— Begin —
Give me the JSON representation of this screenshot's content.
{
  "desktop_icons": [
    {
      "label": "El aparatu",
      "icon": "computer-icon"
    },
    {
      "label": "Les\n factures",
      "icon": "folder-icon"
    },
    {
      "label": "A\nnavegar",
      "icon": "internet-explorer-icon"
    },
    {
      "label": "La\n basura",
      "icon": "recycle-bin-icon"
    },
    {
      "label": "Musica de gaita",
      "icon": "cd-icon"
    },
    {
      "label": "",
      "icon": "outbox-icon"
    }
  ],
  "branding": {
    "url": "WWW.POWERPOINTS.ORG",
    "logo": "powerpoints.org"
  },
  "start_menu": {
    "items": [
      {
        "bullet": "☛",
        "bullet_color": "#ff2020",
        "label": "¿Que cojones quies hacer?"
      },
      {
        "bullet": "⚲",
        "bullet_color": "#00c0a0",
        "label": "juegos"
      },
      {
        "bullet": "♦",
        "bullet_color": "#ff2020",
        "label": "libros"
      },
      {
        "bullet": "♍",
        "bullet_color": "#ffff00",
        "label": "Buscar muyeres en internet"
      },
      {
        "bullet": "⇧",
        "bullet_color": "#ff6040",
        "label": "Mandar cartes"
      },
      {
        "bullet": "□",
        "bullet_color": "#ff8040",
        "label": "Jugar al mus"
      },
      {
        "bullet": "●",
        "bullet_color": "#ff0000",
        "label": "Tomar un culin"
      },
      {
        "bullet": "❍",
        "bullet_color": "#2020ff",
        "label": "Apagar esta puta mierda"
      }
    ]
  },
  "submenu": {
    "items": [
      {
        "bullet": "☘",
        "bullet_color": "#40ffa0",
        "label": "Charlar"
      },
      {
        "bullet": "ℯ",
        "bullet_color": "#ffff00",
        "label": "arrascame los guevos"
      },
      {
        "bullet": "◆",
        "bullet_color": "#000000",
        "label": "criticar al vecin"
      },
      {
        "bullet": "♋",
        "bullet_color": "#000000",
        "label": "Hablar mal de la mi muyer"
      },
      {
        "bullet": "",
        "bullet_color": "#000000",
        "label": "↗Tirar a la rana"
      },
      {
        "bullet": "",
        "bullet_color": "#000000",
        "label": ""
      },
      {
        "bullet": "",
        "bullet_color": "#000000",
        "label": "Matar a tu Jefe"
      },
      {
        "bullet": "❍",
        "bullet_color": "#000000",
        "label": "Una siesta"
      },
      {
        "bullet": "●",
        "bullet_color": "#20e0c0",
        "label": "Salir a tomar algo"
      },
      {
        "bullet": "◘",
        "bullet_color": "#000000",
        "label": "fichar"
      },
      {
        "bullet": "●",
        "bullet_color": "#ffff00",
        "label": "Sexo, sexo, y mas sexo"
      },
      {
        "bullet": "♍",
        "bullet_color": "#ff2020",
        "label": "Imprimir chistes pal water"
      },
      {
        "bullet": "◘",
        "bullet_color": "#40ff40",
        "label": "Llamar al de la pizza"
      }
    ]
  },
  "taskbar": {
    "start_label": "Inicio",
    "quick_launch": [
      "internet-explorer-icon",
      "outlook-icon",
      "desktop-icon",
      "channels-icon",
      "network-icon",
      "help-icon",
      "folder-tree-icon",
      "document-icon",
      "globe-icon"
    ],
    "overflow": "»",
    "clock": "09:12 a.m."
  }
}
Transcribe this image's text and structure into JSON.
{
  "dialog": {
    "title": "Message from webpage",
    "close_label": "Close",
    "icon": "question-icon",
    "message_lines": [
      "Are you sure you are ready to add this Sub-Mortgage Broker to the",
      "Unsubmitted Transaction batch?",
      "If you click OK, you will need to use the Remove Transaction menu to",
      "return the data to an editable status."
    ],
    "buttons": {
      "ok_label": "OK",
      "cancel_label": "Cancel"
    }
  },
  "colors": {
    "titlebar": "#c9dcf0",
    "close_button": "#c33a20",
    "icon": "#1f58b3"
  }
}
— End —
#### WHAT IS NEEDED:
Find how many of the lines above have the word "Transaction" in them. State only that number.

#### RESULT OF THE EXERCISE:
2